──────── EXERCISE INPUT ────────
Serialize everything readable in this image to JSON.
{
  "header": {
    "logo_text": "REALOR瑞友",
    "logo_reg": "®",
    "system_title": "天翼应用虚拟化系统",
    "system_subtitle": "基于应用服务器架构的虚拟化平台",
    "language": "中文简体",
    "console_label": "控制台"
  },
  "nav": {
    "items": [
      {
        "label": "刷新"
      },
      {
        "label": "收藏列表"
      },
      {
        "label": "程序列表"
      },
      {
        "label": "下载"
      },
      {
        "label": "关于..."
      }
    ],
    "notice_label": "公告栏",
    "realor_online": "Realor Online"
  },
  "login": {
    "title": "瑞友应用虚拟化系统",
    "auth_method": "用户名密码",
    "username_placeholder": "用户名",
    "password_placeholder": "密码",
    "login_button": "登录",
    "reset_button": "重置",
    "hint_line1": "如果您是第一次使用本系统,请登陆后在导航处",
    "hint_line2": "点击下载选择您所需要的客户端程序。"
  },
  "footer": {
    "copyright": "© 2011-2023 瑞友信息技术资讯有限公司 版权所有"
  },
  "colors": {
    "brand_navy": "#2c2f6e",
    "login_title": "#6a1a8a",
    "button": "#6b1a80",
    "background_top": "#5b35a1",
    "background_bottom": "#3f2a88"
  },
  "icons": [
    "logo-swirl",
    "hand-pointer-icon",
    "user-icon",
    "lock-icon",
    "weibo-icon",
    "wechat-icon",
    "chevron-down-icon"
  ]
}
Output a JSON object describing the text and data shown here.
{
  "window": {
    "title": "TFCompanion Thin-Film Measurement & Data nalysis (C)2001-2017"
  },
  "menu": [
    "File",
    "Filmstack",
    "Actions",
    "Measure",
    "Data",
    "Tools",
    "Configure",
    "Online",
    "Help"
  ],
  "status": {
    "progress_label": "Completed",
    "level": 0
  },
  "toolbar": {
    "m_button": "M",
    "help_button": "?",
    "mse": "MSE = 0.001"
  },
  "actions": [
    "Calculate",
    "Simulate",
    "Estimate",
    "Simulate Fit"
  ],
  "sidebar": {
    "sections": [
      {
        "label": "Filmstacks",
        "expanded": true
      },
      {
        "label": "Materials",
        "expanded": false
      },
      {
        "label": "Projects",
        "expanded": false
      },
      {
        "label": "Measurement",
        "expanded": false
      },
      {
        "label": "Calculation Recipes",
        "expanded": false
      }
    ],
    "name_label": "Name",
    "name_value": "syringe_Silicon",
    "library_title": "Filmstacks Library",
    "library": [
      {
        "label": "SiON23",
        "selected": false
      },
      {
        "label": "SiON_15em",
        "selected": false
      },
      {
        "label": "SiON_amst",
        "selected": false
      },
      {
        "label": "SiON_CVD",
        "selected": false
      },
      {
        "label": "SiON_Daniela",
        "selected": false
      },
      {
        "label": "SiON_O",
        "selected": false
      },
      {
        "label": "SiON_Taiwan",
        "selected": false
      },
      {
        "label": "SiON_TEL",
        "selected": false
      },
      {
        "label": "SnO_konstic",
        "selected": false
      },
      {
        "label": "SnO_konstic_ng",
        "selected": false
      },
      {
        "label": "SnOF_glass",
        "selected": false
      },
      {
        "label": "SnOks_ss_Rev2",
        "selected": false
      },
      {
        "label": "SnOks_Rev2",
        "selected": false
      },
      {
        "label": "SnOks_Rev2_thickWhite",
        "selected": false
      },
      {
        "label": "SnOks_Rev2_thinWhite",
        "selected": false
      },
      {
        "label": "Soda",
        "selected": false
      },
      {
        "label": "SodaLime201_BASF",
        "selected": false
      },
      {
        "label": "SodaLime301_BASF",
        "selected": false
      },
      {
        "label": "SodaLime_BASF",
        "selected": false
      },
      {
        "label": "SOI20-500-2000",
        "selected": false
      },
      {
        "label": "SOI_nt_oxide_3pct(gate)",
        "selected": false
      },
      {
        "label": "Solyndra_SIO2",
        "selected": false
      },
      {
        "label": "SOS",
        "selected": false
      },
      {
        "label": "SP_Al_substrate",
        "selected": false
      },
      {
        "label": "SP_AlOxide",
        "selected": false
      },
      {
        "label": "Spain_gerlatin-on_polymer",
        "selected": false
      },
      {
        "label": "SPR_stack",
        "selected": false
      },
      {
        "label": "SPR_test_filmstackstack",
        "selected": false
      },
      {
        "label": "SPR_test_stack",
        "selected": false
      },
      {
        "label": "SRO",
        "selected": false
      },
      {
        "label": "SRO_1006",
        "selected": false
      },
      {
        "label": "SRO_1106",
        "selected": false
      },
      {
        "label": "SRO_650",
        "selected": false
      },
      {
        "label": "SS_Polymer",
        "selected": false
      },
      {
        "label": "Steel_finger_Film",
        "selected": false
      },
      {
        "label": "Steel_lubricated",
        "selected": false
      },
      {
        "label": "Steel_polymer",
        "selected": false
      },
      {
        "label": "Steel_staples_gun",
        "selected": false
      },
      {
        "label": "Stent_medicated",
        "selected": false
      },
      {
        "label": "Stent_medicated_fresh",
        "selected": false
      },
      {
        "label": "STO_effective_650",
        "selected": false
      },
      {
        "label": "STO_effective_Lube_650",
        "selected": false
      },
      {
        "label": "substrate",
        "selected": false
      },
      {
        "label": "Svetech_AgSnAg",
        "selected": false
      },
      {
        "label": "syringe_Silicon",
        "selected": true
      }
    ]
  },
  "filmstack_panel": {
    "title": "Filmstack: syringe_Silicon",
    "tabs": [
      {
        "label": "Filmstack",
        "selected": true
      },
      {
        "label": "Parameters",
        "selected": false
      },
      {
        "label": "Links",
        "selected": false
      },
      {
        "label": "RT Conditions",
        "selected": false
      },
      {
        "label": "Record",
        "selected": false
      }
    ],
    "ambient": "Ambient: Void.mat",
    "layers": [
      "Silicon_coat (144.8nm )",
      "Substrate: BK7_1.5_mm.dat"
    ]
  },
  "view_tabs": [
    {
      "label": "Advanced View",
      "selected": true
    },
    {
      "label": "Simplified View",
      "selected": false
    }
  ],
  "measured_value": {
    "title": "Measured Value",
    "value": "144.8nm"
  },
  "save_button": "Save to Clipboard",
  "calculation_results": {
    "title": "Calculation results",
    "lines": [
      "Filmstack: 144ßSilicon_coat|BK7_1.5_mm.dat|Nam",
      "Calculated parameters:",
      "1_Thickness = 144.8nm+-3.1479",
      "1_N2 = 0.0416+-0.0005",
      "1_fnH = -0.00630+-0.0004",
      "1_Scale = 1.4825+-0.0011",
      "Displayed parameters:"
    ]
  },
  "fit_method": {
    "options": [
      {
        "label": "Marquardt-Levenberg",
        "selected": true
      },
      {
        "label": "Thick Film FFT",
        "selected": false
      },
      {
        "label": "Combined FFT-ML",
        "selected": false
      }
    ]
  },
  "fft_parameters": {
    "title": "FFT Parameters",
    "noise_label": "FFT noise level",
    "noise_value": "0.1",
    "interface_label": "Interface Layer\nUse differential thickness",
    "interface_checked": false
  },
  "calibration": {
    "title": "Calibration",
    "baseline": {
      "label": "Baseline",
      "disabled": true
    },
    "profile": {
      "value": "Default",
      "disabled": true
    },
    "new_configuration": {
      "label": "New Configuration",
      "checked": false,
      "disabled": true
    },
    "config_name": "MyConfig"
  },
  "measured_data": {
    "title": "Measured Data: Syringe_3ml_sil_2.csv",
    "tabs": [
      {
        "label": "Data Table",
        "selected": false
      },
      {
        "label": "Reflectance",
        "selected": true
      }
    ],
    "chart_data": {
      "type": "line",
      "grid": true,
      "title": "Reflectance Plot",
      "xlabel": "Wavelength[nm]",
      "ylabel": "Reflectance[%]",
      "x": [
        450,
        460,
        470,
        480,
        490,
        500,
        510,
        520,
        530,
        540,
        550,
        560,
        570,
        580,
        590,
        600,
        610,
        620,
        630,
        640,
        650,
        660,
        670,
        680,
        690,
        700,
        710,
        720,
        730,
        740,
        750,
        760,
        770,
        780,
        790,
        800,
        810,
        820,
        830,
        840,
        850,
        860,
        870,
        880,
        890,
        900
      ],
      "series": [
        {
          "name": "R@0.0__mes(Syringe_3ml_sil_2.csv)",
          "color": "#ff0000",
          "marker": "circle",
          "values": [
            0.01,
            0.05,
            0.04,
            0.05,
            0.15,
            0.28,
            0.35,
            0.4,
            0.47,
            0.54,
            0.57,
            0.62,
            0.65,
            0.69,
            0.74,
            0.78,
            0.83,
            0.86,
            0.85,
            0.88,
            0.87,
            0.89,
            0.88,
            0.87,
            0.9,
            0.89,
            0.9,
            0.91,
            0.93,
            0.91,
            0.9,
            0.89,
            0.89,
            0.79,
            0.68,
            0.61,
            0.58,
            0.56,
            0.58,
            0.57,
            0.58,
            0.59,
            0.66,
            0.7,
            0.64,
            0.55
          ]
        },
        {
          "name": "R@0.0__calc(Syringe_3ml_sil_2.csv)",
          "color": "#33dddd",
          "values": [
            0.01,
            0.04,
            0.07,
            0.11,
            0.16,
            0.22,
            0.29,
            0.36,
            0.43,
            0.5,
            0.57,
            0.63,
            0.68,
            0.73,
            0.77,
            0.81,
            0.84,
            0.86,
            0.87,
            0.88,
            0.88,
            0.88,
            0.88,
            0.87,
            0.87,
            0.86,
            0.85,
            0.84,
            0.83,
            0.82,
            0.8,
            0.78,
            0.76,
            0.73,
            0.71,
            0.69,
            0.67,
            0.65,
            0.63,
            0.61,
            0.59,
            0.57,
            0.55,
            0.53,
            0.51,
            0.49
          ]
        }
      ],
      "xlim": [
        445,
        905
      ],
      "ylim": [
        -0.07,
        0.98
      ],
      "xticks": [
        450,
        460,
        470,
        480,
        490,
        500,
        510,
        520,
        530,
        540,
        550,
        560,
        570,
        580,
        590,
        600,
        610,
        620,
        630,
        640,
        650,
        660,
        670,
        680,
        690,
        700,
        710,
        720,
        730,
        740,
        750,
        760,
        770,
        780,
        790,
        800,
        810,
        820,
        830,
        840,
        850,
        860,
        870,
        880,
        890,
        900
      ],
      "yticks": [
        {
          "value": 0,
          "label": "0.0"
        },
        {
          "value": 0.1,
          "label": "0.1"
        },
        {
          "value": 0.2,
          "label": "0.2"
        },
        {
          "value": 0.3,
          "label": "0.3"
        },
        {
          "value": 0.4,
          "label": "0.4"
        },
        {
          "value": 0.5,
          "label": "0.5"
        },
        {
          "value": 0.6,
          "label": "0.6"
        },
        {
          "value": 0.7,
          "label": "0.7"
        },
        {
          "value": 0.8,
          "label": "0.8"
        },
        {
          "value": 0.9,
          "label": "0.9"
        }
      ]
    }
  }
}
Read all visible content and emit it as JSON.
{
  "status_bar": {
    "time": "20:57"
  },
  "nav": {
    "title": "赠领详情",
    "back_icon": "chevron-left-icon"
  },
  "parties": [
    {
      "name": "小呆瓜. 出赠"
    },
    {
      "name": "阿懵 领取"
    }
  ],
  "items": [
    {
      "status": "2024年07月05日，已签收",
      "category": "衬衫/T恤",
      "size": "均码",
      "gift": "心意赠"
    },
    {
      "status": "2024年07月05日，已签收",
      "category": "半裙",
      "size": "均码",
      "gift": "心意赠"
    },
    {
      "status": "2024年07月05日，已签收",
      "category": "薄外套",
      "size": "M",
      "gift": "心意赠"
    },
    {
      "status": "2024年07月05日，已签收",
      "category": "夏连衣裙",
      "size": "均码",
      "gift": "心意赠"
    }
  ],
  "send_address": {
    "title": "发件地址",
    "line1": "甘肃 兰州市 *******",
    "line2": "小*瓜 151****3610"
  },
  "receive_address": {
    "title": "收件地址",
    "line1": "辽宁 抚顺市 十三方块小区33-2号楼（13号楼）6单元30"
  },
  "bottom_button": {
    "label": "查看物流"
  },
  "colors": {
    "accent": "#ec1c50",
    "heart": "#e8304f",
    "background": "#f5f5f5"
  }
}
────────
▸ WHAT YOU NEED TO DO:
Copy each line of the listing that holds the word "category".

▸ WORKED ANSWER:
      "category": "衬衫/T恤",
      "category": "半裙",
      "category": "薄外套",
      "category": "夏连衣裙",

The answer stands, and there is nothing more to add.